_Problem details_
In the entries below, count every line containing "исследования". Reply with the number alone.

··· Data lines ···

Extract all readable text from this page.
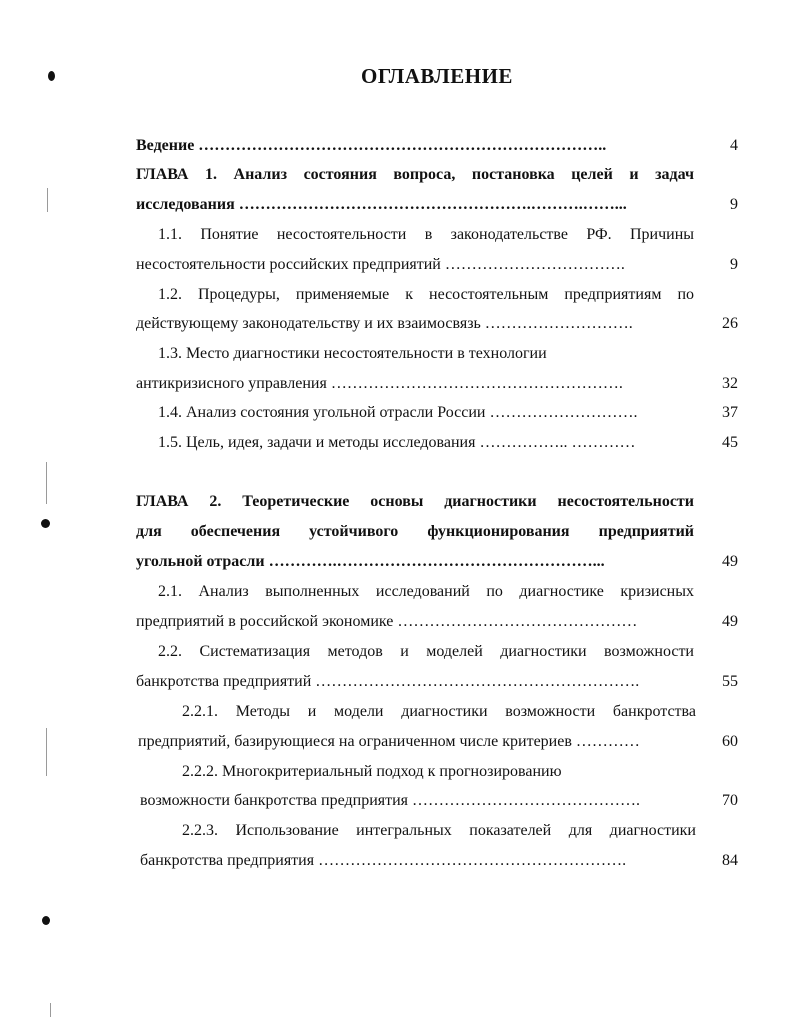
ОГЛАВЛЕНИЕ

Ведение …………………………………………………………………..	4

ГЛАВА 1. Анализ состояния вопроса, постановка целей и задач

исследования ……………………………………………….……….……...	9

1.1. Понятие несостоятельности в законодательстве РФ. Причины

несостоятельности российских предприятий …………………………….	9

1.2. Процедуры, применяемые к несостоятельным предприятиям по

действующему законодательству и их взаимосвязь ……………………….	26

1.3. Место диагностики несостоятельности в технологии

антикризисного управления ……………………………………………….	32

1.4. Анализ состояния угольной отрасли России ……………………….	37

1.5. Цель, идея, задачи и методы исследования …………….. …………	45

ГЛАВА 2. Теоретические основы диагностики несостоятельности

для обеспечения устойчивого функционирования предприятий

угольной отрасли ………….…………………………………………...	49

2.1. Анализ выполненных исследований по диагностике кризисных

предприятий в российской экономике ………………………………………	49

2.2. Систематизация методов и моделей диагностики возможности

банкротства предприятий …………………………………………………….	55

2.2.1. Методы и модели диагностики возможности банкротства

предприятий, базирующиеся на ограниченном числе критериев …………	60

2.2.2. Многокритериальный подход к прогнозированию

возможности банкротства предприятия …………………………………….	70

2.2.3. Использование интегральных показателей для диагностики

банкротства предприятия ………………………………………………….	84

···
··· Data lines ···

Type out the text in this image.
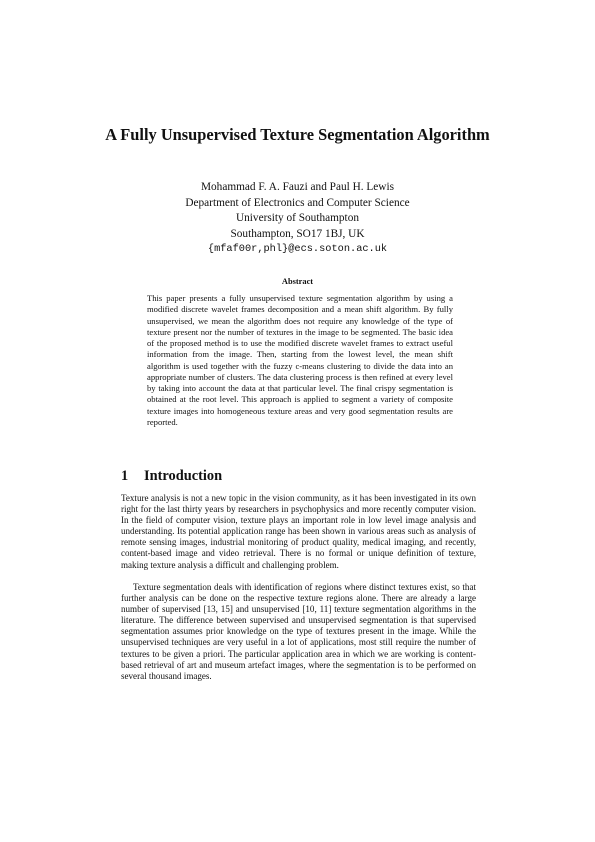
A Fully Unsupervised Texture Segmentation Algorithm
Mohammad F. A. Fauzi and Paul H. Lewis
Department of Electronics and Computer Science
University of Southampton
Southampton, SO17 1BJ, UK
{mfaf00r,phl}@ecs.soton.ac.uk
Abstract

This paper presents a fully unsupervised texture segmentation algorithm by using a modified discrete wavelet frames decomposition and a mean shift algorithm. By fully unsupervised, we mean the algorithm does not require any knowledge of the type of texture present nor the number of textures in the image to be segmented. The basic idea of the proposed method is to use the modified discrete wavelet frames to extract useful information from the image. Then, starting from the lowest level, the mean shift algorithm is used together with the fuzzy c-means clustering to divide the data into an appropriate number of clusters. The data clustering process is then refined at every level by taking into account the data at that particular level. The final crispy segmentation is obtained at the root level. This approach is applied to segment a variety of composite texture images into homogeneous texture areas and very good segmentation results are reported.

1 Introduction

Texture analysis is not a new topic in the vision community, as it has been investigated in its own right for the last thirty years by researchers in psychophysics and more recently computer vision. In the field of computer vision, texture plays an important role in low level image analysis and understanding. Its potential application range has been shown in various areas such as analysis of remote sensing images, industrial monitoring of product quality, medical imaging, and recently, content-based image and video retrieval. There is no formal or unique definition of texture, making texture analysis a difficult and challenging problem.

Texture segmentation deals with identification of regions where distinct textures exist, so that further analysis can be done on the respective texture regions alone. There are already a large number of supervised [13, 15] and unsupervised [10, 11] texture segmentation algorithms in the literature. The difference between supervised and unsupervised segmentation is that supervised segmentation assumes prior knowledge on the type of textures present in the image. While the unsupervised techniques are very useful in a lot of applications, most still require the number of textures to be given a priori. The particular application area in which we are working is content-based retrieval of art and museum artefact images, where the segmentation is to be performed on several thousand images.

···

_Output for this exercise_
2